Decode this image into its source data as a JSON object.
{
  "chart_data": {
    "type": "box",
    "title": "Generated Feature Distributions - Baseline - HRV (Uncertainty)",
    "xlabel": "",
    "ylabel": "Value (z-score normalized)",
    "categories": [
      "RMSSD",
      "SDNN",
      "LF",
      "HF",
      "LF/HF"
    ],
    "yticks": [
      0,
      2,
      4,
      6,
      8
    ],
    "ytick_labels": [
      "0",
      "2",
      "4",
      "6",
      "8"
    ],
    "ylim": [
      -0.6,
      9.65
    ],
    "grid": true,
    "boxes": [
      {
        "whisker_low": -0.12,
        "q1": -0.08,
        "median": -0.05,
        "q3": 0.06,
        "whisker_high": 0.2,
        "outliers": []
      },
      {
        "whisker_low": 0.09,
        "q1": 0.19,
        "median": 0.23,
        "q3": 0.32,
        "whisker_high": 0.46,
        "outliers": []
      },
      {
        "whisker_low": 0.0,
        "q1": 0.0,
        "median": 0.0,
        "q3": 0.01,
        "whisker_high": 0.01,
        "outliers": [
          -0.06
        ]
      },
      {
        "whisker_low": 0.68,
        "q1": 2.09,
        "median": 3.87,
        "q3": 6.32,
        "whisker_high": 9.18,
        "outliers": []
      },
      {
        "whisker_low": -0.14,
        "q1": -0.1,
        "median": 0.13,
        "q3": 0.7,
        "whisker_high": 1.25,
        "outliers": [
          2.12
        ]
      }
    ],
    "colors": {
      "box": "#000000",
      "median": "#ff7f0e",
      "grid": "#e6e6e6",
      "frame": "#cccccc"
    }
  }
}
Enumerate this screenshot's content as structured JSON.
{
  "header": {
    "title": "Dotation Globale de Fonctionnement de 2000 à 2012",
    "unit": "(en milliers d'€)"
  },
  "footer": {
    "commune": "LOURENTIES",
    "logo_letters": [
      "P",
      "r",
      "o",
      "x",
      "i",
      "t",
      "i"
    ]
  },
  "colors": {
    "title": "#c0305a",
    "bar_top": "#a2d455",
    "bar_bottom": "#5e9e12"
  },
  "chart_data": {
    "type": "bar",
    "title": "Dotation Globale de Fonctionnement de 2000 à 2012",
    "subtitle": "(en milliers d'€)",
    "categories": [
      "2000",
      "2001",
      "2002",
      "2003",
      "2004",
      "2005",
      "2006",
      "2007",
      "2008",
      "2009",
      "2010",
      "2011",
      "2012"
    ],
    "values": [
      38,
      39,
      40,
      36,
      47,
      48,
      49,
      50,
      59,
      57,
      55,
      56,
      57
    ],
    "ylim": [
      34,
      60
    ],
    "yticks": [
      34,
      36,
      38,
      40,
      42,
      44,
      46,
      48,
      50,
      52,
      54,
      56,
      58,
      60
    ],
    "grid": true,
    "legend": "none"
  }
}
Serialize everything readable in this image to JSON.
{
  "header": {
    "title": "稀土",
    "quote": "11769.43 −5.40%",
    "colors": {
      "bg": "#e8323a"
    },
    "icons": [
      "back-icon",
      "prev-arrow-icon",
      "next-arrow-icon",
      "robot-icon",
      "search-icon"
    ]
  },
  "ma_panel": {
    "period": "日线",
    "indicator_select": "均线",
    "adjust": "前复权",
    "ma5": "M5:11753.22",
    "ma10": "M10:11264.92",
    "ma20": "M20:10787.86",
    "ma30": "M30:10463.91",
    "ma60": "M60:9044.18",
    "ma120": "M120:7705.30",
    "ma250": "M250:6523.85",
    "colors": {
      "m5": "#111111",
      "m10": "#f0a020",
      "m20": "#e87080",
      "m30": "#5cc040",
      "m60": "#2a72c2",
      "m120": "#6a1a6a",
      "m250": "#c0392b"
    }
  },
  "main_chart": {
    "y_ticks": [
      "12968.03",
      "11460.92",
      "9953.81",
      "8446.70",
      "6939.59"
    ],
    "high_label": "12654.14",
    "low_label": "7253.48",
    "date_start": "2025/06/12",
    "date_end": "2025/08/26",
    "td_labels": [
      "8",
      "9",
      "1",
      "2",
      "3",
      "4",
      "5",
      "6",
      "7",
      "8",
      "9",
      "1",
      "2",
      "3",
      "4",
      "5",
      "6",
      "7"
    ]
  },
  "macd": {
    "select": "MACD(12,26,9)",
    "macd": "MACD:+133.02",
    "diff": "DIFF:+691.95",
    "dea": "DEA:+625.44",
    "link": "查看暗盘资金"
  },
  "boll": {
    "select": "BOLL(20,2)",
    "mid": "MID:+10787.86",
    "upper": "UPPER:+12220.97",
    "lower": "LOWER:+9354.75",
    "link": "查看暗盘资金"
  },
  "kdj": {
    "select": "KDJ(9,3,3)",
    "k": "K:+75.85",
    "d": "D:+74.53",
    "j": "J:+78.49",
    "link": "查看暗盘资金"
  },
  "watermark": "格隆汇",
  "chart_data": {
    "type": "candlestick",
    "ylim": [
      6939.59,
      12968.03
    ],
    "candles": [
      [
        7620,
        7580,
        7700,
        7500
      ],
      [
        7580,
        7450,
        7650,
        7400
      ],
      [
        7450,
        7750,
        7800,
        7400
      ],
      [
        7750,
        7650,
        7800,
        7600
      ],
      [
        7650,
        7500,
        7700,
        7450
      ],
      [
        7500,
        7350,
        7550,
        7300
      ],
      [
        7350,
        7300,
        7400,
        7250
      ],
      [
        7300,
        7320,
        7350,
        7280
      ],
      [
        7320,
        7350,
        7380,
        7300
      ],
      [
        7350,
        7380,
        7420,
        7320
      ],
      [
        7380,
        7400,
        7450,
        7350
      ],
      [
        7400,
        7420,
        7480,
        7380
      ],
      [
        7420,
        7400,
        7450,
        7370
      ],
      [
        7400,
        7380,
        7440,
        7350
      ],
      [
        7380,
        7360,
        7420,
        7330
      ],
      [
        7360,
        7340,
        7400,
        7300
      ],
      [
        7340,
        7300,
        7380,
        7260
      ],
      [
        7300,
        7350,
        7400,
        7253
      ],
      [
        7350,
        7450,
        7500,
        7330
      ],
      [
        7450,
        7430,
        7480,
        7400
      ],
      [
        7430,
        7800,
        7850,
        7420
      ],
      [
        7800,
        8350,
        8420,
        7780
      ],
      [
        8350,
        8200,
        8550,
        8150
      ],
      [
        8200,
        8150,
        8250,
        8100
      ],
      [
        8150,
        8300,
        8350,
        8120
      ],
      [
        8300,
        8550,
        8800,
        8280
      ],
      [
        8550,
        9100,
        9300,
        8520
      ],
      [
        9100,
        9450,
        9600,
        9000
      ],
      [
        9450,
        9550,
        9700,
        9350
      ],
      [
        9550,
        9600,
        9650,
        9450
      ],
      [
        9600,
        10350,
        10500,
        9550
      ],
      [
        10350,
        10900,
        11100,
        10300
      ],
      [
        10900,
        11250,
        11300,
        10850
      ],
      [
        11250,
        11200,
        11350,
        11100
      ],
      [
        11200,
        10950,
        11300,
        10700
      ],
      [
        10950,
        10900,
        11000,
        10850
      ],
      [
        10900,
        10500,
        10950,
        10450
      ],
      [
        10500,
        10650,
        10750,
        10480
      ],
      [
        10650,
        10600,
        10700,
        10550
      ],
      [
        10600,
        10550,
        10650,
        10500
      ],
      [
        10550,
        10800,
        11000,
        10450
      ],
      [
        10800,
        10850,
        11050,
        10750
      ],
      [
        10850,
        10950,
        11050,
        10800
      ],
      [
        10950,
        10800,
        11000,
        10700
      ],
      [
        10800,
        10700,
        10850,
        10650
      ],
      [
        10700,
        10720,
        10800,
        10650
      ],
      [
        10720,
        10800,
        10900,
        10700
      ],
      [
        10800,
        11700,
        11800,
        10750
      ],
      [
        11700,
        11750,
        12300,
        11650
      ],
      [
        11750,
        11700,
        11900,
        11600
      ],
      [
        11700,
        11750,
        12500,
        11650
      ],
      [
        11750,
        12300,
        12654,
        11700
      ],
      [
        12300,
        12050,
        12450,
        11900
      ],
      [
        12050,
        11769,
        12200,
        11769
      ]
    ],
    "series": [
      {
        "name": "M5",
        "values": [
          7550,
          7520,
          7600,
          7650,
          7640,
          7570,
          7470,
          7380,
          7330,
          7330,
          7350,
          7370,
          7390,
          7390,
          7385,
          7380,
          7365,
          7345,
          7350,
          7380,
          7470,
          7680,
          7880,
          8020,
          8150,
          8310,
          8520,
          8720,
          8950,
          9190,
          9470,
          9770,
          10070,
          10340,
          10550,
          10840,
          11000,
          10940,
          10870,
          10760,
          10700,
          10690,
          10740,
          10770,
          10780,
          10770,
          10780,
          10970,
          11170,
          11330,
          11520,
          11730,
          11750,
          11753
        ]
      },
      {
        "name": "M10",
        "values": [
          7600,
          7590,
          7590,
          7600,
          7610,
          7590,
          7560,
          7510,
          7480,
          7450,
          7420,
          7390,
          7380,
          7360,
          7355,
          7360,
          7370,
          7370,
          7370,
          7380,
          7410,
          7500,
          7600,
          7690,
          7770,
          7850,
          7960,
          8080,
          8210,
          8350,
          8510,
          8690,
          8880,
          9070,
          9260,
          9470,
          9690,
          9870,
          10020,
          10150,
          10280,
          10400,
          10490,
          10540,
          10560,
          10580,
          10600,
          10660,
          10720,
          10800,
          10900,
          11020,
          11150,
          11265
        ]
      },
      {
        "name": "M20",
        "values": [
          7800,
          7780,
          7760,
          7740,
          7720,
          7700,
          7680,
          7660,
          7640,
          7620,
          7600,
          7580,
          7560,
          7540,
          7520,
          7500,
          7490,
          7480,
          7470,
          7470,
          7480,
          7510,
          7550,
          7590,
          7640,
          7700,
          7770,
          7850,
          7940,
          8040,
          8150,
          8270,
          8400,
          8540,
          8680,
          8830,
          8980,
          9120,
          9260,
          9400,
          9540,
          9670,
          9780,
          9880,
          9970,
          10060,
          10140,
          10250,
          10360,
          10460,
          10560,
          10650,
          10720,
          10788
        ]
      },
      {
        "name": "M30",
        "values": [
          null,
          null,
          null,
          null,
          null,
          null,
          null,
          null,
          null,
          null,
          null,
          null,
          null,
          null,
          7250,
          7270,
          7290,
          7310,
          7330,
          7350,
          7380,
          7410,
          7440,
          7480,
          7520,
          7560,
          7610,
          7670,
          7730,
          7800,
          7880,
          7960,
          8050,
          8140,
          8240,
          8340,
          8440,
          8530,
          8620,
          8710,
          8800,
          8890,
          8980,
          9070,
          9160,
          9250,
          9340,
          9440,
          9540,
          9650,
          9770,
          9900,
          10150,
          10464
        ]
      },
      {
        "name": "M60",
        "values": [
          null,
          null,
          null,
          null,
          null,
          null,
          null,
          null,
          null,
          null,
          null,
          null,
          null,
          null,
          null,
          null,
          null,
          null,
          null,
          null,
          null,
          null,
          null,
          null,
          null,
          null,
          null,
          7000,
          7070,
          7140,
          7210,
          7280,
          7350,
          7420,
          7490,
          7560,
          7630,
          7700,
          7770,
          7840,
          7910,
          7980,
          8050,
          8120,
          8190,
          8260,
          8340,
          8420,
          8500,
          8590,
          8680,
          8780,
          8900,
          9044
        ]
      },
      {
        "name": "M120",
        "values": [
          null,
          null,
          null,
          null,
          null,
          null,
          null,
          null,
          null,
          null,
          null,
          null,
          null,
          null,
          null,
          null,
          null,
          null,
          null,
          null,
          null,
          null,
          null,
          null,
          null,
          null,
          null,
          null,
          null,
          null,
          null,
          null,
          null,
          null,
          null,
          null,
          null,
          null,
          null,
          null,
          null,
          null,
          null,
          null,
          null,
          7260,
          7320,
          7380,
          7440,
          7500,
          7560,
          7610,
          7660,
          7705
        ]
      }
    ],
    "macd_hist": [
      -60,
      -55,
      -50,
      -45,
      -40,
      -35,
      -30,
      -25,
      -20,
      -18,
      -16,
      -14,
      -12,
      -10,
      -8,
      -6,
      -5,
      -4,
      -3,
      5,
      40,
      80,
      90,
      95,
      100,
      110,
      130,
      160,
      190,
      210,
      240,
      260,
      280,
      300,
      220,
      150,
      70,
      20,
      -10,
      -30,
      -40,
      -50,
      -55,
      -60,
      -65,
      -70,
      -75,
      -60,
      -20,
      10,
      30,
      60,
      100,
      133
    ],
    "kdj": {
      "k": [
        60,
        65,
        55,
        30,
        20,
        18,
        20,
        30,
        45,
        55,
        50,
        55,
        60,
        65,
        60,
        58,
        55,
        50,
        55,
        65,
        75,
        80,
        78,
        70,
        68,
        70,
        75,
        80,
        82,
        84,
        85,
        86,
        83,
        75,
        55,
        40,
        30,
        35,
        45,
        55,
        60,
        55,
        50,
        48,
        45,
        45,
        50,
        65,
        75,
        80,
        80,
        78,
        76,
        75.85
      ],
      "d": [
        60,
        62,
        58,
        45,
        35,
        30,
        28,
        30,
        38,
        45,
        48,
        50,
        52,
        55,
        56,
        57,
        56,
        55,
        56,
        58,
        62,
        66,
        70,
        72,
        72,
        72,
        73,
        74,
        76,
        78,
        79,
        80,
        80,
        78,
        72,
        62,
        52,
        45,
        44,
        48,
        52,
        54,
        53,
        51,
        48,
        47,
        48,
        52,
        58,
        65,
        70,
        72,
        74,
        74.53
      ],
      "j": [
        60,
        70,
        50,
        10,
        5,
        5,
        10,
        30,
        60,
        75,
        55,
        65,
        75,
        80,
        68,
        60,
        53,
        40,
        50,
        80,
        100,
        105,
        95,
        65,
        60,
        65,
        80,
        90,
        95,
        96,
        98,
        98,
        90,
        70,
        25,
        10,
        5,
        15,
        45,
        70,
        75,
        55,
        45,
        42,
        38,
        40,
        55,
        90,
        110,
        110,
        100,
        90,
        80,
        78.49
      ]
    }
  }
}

* * * * * * *

What you should do.
Pick out the lines that contain "this" and copy them.

Reply to the exercise.
Decode this image into its source data as a JSON object.
Enumerate this screenshot's content as structured JSON.
Serialize everything readable in this image to JSON.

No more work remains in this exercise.